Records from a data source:
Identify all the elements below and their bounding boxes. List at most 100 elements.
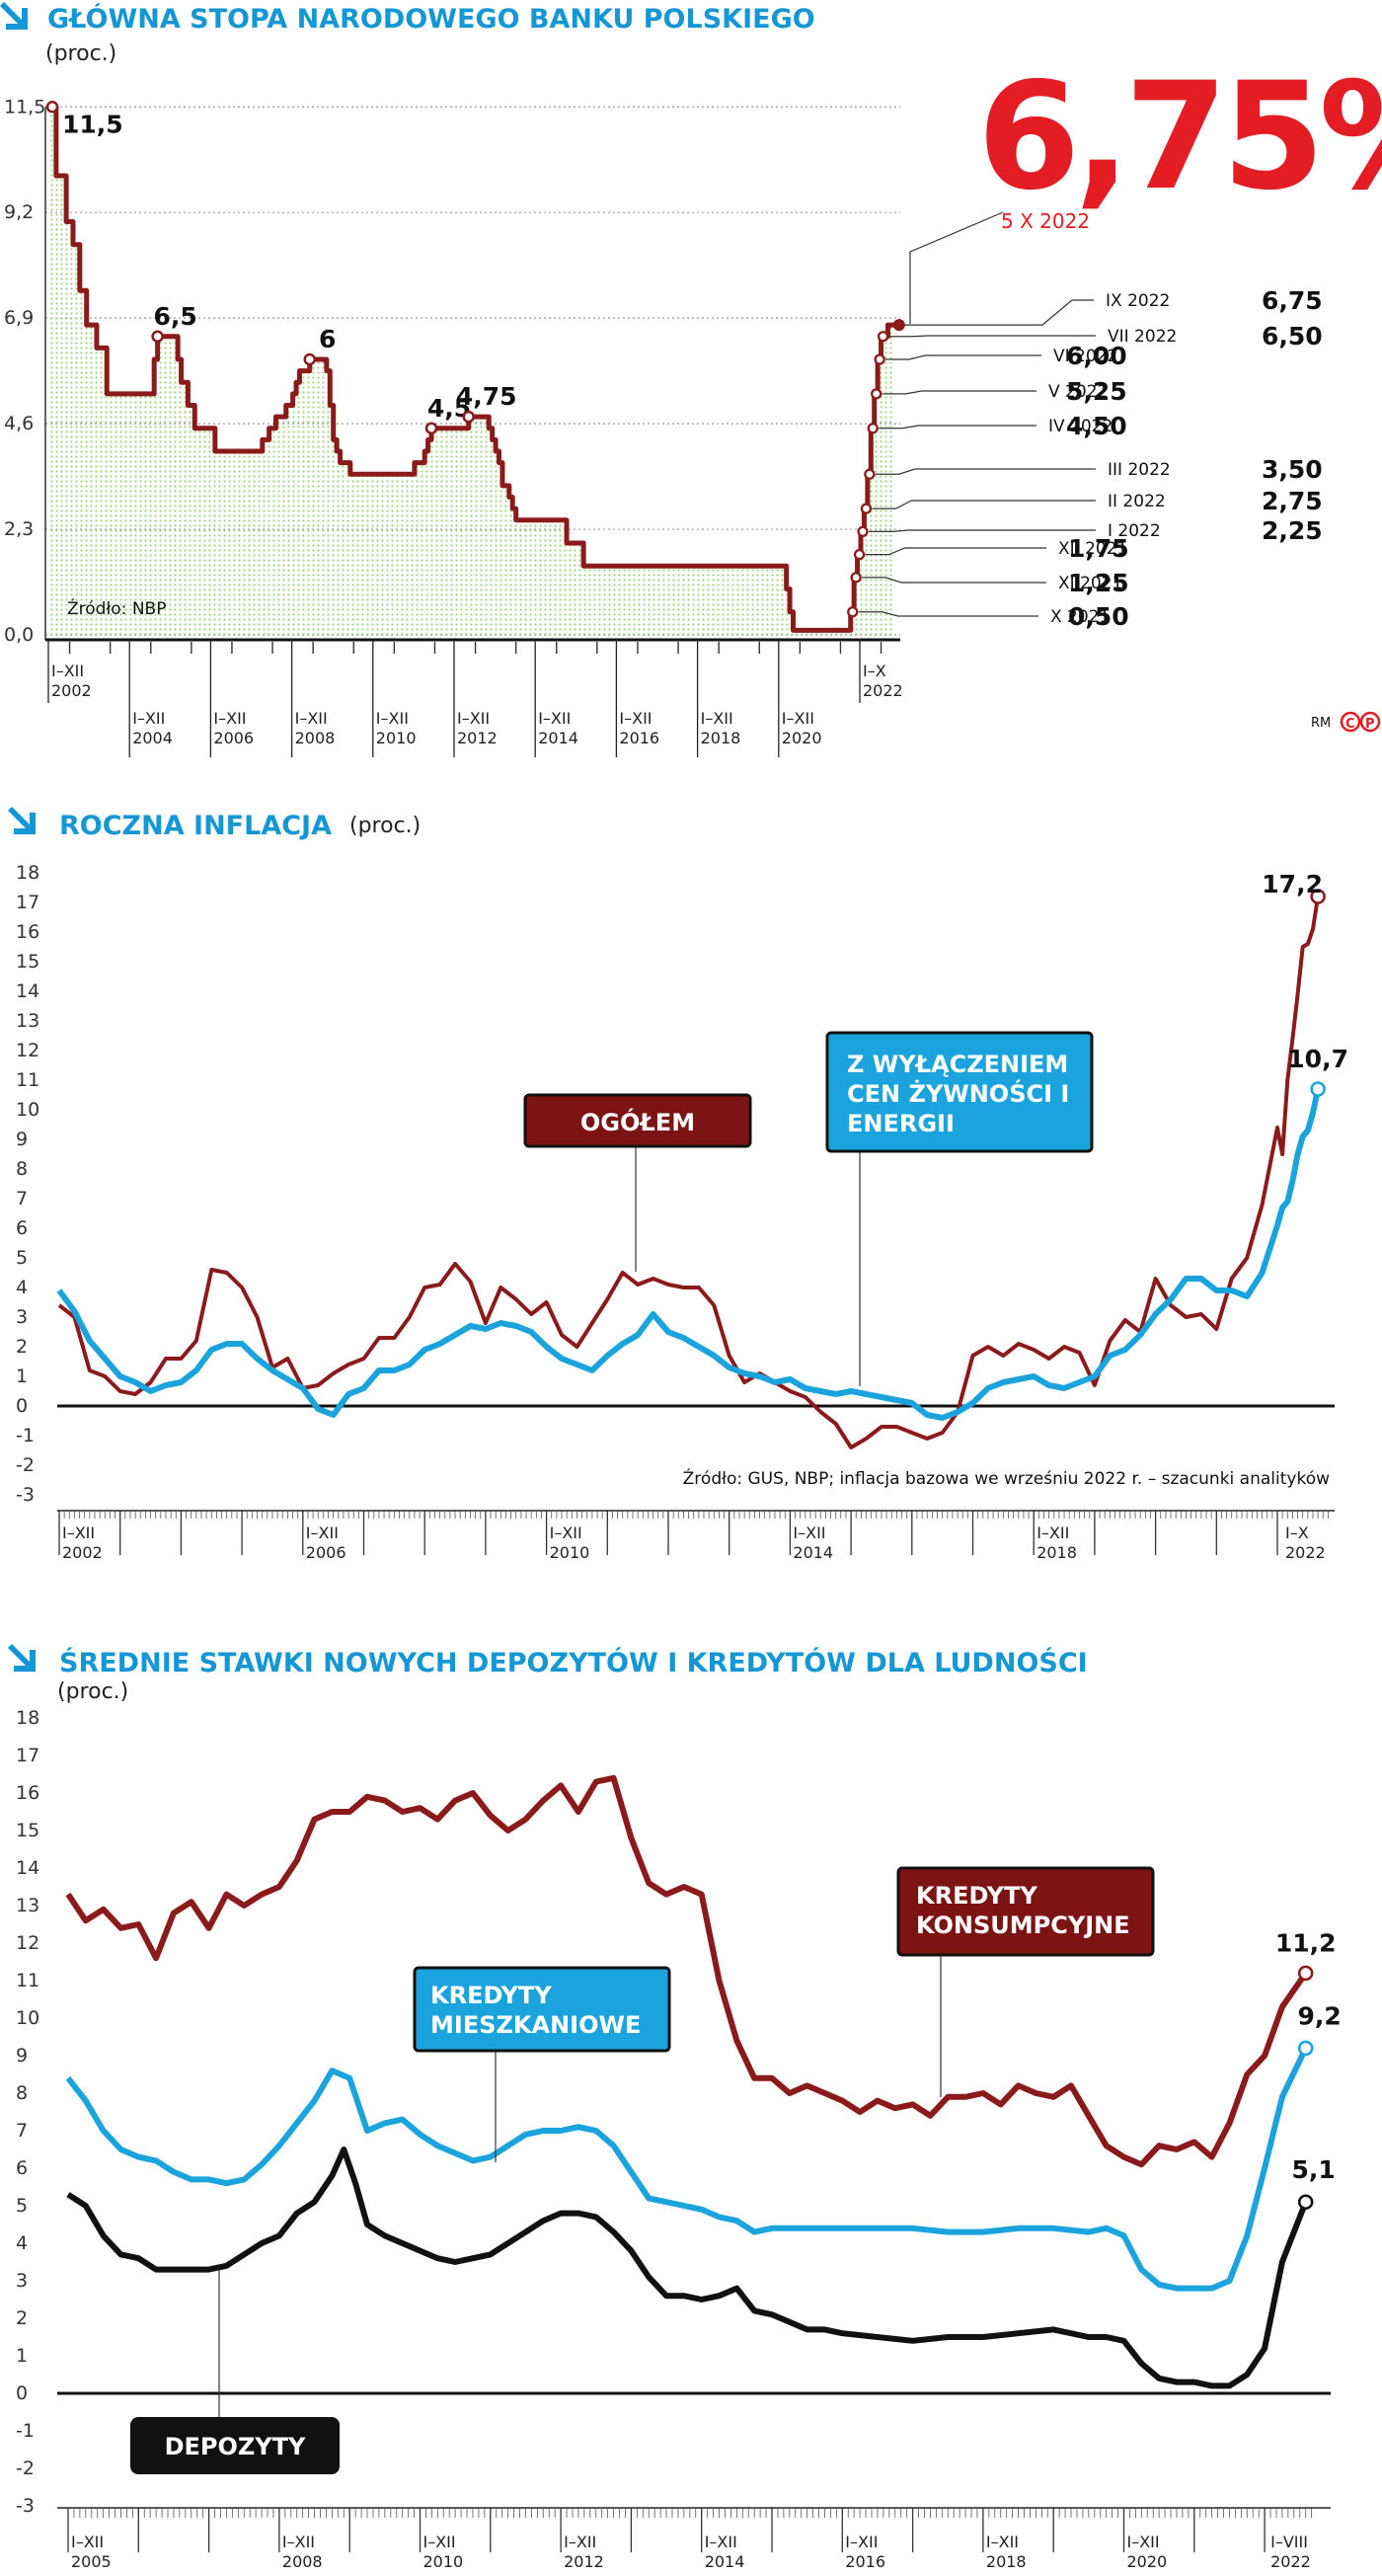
y-tick-label: 18 [16, 862, 39, 884]
x-tick-label: 2016 [845, 2552, 885, 2571]
x-tick-label: 2022 [1285, 1543, 1326, 1562]
callout-value: 1,75 [1068, 534, 1129, 563]
y-tick-label: 10 [16, 1099, 39, 1121]
x-tick-label: 2012 [457, 729, 498, 747]
core-label-box: Z WYŁĄCZENIEM CEN ŻYWNOŚCI I ENERGII [825, 1031, 1094, 1153]
consumer-label-box: KREDYTY KONSUMPCYJNE [896, 1866, 1155, 1957]
y-tick-label: -2 [16, 1454, 35, 1476]
callout-leader [872, 500, 1096, 509]
y-tick-label: -1 [16, 1425, 35, 1446]
y-tick-label: 5 [16, 1247, 28, 1269]
x-tick-label: 2018 [986, 2552, 1027, 2571]
inflation-chart-title: ROCZNA INFLACJA [59, 811, 332, 841]
callout-value: 5,25 [1066, 377, 1127, 406]
big-rate-date: 5 X 2022 [1001, 209, 1090, 233]
inflation-chart: ROCZNA INFLACJA (proc.) 1817161514131211… [8, 807, 1348, 1562]
callout-value: 2,75 [1262, 487, 1323, 515]
y-tick-label: 7 [16, 2120, 28, 2142]
x-tick-label: I–XII [306, 1523, 339, 1542]
y-tick-label: 2 [16, 1336, 28, 1358]
label-line: KONSUMPCYJNE [916, 1912, 1130, 1939]
x-tick-label: 2016 [619, 729, 659, 747]
x-tick-label: I–XII [619, 709, 652, 728]
x-tick-label: I–XII [132, 709, 165, 728]
x-tick-label: I–XII [793, 1523, 825, 1542]
callout-leader [869, 529, 1096, 532]
x-tick-label: 2006 [306, 1543, 346, 1562]
x-tick-label: I–XII [701, 709, 733, 728]
y-tick-label: 0 [16, 1395, 28, 1417]
x-tick-label: I–XII [62, 1523, 95, 1542]
x-tick-label: I–XII [213, 709, 246, 728]
callout-marker [874, 353, 885, 365]
svg-text:C: C [1345, 717, 1355, 732]
callout-marker [867, 423, 879, 434]
ogolem-label: OGÓŁEM [580, 1107, 695, 1136]
ogolem-label-box: OGÓŁEM [523, 1093, 752, 1148]
peak-marker [45, 101, 59, 114]
y-tick-label: 1 [16, 2345, 28, 2367]
y-tick-label: 9 [16, 2045, 28, 2067]
y-tick-label: 6,9 [4, 307, 34, 329]
y-tick-label: 9 [16, 1129, 28, 1150]
callout-value: 0,50 [1068, 602, 1129, 631]
end-marker [1310, 1081, 1326, 1097]
x-tick-label: I–XII [1127, 2533, 1160, 2551]
y-tick-label: 11,5 [4, 96, 45, 117]
y-tick-label: 8 [16, 1158, 28, 1180]
mortgage-label-box: KREDYTY MIESZKANIOWE [413, 1966, 671, 2053]
x-tick-label: I–XII [538, 709, 571, 728]
y-tick-label: 8 [16, 2082, 28, 2104]
callout-marker [871, 388, 883, 400]
rates-chart-subtitle: (proc.) [57, 1679, 128, 1704]
callout-leader [888, 335, 1096, 338]
deposits-label: DEPOZYTY [165, 2433, 306, 2460]
x-tick-label: 2010 [550, 1543, 590, 1562]
y-tick-label: 13 [16, 1010, 39, 1032]
big-rate-value: 6,75% [977, 51, 1382, 223]
mortgage-label: KREDYTY MIESZKANIOWE [430, 1982, 641, 2039]
rate-area-fill [49, 107, 895, 635]
rate-chart: GŁÓWNA STOPA NARODOWEGO BANKU POLSKIEGO … [0, 2, 1382, 757]
callout-value: 6,00 [1066, 342, 1127, 370]
callout-date: VI 2022 [1053, 347, 1117, 366]
callout-date: XII 2021 [1058, 539, 1127, 559]
x-tick-label: I–X [863, 662, 886, 680]
peak-label: 11,5 [62, 110, 123, 138]
y-tick-label: 6 [16, 2157, 28, 2179]
x-tick-label: 2012 [564, 2552, 604, 2571]
y-tick-label: -3 [16, 2495, 35, 2517]
y-tick-label: 4 [16, 1277, 28, 1298]
x-tick-label: I–XII [423, 2533, 456, 2551]
x-tick-label: I–XII [376, 709, 409, 728]
y-tick-label: 2 [16, 2307, 28, 2329]
callout-date: VII 2022 [1108, 327, 1177, 347]
end-value-label: 10,7 [1287, 1045, 1348, 1073]
callout-date: V 2022 [1048, 382, 1108, 402]
y-tick-label: 12 [16, 1932, 39, 1954]
y-tick-label: 0 [16, 2382, 28, 2404]
y-tick-label: 13 [16, 1895, 39, 1916]
callout-leader [862, 577, 1046, 584]
core-label: Z WYŁĄCZENIEM CEN ŻYWNOŚCI I ENERGII [847, 1051, 1069, 1137]
x-tick-label: I–VIII [1270, 2533, 1308, 2551]
callout-date: I 2022 [1108, 521, 1161, 541]
rates-chart-title: ŚREDNIE STAWKI NOWYCH DEPOZYTÓW I KREDYT… [59, 1647, 1088, 1678]
callout-date: IV 2022 [1048, 417, 1113, 436]
callout-marker [853, 548, 866, 561]
peak-label: 4,75 [456, 382, 517, 411]
deposits-label-box: DEPOZYTY [130, 2417, 340, 2474]
callout-leader [858, 611, 1038, 617]
big-rate-leader [909, 211, 1004, 324]
y-tick-label: 9,2 [4, 201, 34, 223]
y-tick-label: 17 [16, 1745, 39, 1766]
x-tick-label: I–XII [71, 2533, 104, 2551]
y-tick-label: 7 [16, 1188, 28, 1210]
x-tick-label: I–X [1285, 1523, 1309, 1542]
callout-date: IX 2022 [1106, 291, 1170, 311]
callout-value: 2,25 [1262, 516, 1323, 545]
copyright-icon: C P [1340, 711, 1381, 733]
y-tick-label: 4 [16, 2232, 28, 2254]
x-tick-label: I–XII [564, 2533, 596, 2551]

_Goal:_ Convert all of the material above into a JSON list of strings, one string per line, omitting blank lines and leaving out the pictures.

_Complete answer:_
[
  "Identify all the elements below and their bounding boxes. List at most 100 elements.",
  "y-tick-label: 18 [16, 862, 39, 884]",
  "x-tick-label: 2016 [845, 2552, 885, 2571]",
  "x-tick-label: 2022 [1285, 1543, 1326, 1562]",
  "callout-value: 1,75 [1068, 534, 1129, 563]",
  "y-tick-label: 10 [16, 1099, 39, 1121]",
  "x-tick-label: 2012 [457, 729, 498, 747]",
  "core-label-box: Z WYŁĄCZENIEM CEN ŻYWNOŚCI I ENERGII [825, 1031, 1094, 1153]",
  "consumer-label-box: KREDYTY KONSUMPCYJNE [896, 1866, 1155, 1957]",
  "y-tick-label: -2 [16, 1454, 35, 1476]",
  "callout-leader [872, 500, 1096, 509]",
  "y-tick-label: -1 [16, 1425, 35, 1446]",
  "y-tick-label: 5 [16, 1247, 28, 1269]",
  "x-tick-label: 2018 [986, 2552, 1027, 2571]",
  "inflation-chart-title: ROCZNA INFLACJA [59, 811, 332, 841]",
  "callout-value: 5,25 [1066, 377, 1127, 406]",
  "big-rate-date: 5 X 2022 [1001, 209, 1090, 233]",
  "inflation-chart: ROCZNA INFLACJA (proc.) 1817161514131211… [8, 807, 1348, 1562]",
  "callout-value: 2,75 [1262, 487, 1323, 515]",
  "y-tick-label: 7 [16, 2120, 28, 2142]",
  "x-tick-label: I–XII [306, 1523, 339, 1542]",
  "y-tick-label: 2 [16, 1336, 28, 1358]",
  "label-line: KONSUMPCYJNE [916, 1912, 1130, 1939]",
  "x-tick-label: 2016 [619, 729, 659, 747]",
  "x-tick-label: I–XII [619, 709, 652, 728]",
  "x-tick-label: I–XII [132, 709, 165, 728]",
  "x-tick-label: I–XII [793, 1523, 825, 1542]",
  "callout-leader [869, 529, 1096, 532]",
  "x-tick-label: 2006 [306, 1543, 346, 1562]",
  "x-tick-label: I–XII [701, 709, 733, 728]",
  "y-tick-label: 0 [16, 1395, 28, 1417]",
  "x-tick-label: I–XII [62, 1523, 95, 1542]",
  "x-tick-label: I–XII [213, 709, 246, 728]",
  "callout-marker [874, 353, 885, 365]",
  "svg-text:C: C [1345, 717, 1355, 732]",
  "callout-marker [867, 423, 879, 434]",
  "ogolem-label: OGÓŁEM [580, 1107, 695, 1136]",
  "ogolem-label-box: OGÓŁEM [523, 1093, 752, 1148]",
  "peak-marker [45, 101, 59, 114]",
  "y-tick-label: 1 [16, 2345, 28, 2367]",
  "y-tick-label: 9 [16, 2045, 28, 2067]",
  "y-tick-label: 6,9 [4, 307, 34, 329]",
  "y-tick-label: 9 [16, 1129, 28, 1150]",
  "callout-value: 0,50 [1068, 602, 1129, 631]",
  "end-marker [1310, 1081, 1326, 1097]",
  "x-tick-label: I–XII [1127, 2533, 1160, 2551]",
  "y-tick-label: 11,5 [4, 96, 45, 117]",
  "y-tick-label: 8 [16, 1158, 28, 1180]",
  "mortgage-label-box: KREDYTY MIESZKANIOWE [413, 1966, 671, 2053]",
  "x-tick-label: I–XII [538, 709, 571, 728]",
  "y-tick-label: 8 [16, 2082, 28, 2104]",
  "callout-marker [871, 388, 883, 400]",
  "rates-chart-subtitle: (proc.) [57, 1679, 128, 1704]",
  "callout-leader [888, 335, 1096, 338]",
  "deposits-label: DEPOZYTY [165, 2433, 306, 2460]",
  "x-tick-label: 2010 [550, 1543, 590, 1562]",
  "y-tick-label: 13 [16, 1010, 39, 1032]",
  "big-rate-value: 6,75% [977, 51, 1382, 223]",
  "mortgage-label: KREDYTY MIESZKANIOWE [430, 1982, 641, 2039]",
  "rate-area-fill [49, 107, 895, 635]",
  "rate-chart: GŁÓWNA STOPA NARODOWEGO BANKU POLSKIEGO … [0, 2, 1382, 757]",
  "callout-value: 6,00 [1066, 342, 1127, 370]",
  "callout-date: VI 2022 [1053, 347, 1117, 366]",
  "callout-date: XII 2021 [1058, 539, 1127, 559]",
  "x-tick-label: I–X [863, 662, 886, 680]",
  "peak-label: 11,5 [62, 110, 123, 138]",
  "y-tick-label: 6 [16, 2157, 28, 2179]",
  "x-tick-label: 2012 [564, 2552, 604, 2571]",
  "y-tick-label: -3 [16, 2495, 35, 2517]",
  "y-tick-label: 4 [16, 1277, 28, 1298]",
  "x-tick-label: I–XII [423, 2533, 456, 2551]",
  "x-tick-label: I–XII [376, 709, 409, 728]",
  "y-tick-label: 2 [16, 2307, 28, 2329]",
  "callout-date: VII 2022 [1108, 327, 1177, 347]",
  "end-value-label: 10,7 [1287, 1045, 1348, 1073]",
  "callout-date: V 2022 [1048, 382, 1108, 402]",
  "y-tick-label: 12 [16, 1932, 39, 1954]",
  "y-tick-label: 0 [16, 2382, 28, 2404]",
  "y-tick-label: 13 [16, 1895, 39, 1916]",
  "callout-leader [862, 577, 1046, 584]",
  "core-label: Z WYŁĄCZENIEM CEN ŻYWNOŚCI I ENERGII [847, 1051, 1069, 1137]",
  "x-tick-label: I–VIII [1270, 2533, 1308, 2551]",
  "callout-date: I 2022 [1108, 521, 1161, 541]",
  "rates-chart-title: ŚREDNIE STAWKI NOWYCH DEPOZYTÓW I KREDYT… [59, 1647, 1088, 1678]",
  "callout-date: IV 2022 [1048, 417, 1113, 436]",
  "callout-marker [853, 548, 866, 561]",
  "peak-label: 4,75 [456, 382, 517, 411]",
  "deposits-label-box: DEPOZYTY [130, 2417, 340, 2474]",
  "callout-leader [858, 611, 1038, 617]",
  "big-rate-leader [909, 211, 1004, 324]",
  "y-tick-label: 9,2 [4, 201, 34, 223]",
  "y-tick-label: 17 [16, 1745, 39, 1766]",
  "x-tick-label: I–XII [71, 2533, 104, 2551]",
  "y-tick-label: 7 [16, 1188, 28, 1210]",
  "x-tick-label: I–X [1285, 1523, 1309, 1542]",
  "callout-date: IX 2022 [1106, 291, 1170, 311]",
  "callout-value: 2,25 [1262, 516, 1323, 545]",
  "copyright-icon: C P [1340, 711, 1381, 733]",
  "y-tick-label: 4 [16, 2232, 28, 2254]",
  "x-tick-label: I–XII [564, 2533, 596, 2551]"
]